Work to do:
Output the data below in full, character for character.

***

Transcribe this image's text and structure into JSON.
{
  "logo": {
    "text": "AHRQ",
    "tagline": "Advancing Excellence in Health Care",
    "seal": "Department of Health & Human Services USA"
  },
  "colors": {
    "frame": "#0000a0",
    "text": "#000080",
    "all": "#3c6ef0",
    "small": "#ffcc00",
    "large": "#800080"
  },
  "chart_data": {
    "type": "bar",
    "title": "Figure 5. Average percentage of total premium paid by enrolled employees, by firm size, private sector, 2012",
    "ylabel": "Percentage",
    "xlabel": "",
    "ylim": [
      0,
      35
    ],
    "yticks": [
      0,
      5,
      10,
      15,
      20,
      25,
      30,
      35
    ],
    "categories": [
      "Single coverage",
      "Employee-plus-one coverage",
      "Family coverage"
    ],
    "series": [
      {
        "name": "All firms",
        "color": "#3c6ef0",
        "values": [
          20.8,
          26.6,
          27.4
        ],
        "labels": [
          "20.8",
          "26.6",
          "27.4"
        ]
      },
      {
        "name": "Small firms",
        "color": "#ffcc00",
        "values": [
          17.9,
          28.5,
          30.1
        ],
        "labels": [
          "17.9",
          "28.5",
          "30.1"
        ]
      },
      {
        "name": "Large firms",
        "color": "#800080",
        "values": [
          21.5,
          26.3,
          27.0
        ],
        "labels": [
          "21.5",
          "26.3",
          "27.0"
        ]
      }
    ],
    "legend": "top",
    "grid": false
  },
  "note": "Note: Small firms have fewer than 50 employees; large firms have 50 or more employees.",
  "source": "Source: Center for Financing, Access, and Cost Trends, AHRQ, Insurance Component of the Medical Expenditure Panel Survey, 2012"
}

***

Answer in full:
Transcribe this image's text and structure into JSON.
{
  "logo": {
    "text": "AHRQ",
    "tagline": "Advancing Excellence in Health Care",
    "seal": "Department of Health & Human Services USA"
  },
  "colors": {
    "frame": "#0000a0",
    "text": "#000080",
    "all": "#3c6ef0",
    "small": "#ffcc00",
    "large": "#800080"
  },
  "chart_data": {
    "type": "bar",
    "title": "Figure 5. Average percentage of total premium paid by enrolled employees, by firm size, private sector, 2012",
    "ylabel": "Percentage",
    "xlabel": "",
    "ylim": [
      0,
      35
    ],
    "yticks": [
      0,
      5,
      10,
      15,
      20,
      25,
      30,
      35
    ],
    "categories": [
      "Single coverage",
      "Employee-plus-one coverage",
      "Family coverage"
    ],
    "series": [
      {
        "name": "All firms",
        "color": "#3c6ef0",
        "values": [
          20.8,
          26.6,
          27.4
        ],
        "labels": [
          "20.8",
          "26.6",
          "27.4"
        ]
      },
      {
        "name": "Small firms",
        "color": "#ffcc00",
        "values": [
          17.9,
          28.5,
          30.1
        ],
        "labels": [
          "17.9",
          "28.5",
          "30.1"
        ]
      },
      {
        "name": "Large firms",
        "color": "#800080",
        "values": [
          21.5,
          26.3,
          27.0
        ],
        "labels": [
          "21.5",
          "26.3",
          "27.0"
        ]
      }
    ],
    "legend": "top",
    "grid": false
  },
  "note": "Note: Small firms have fewer than 50 employees; large firms have 50 or more employees.",
  "source": "Source: Center for Financing, Access, and Cost Trends, AHRQ, Insurance Component of the Medical Expenditure Panel Survey, 2012"
}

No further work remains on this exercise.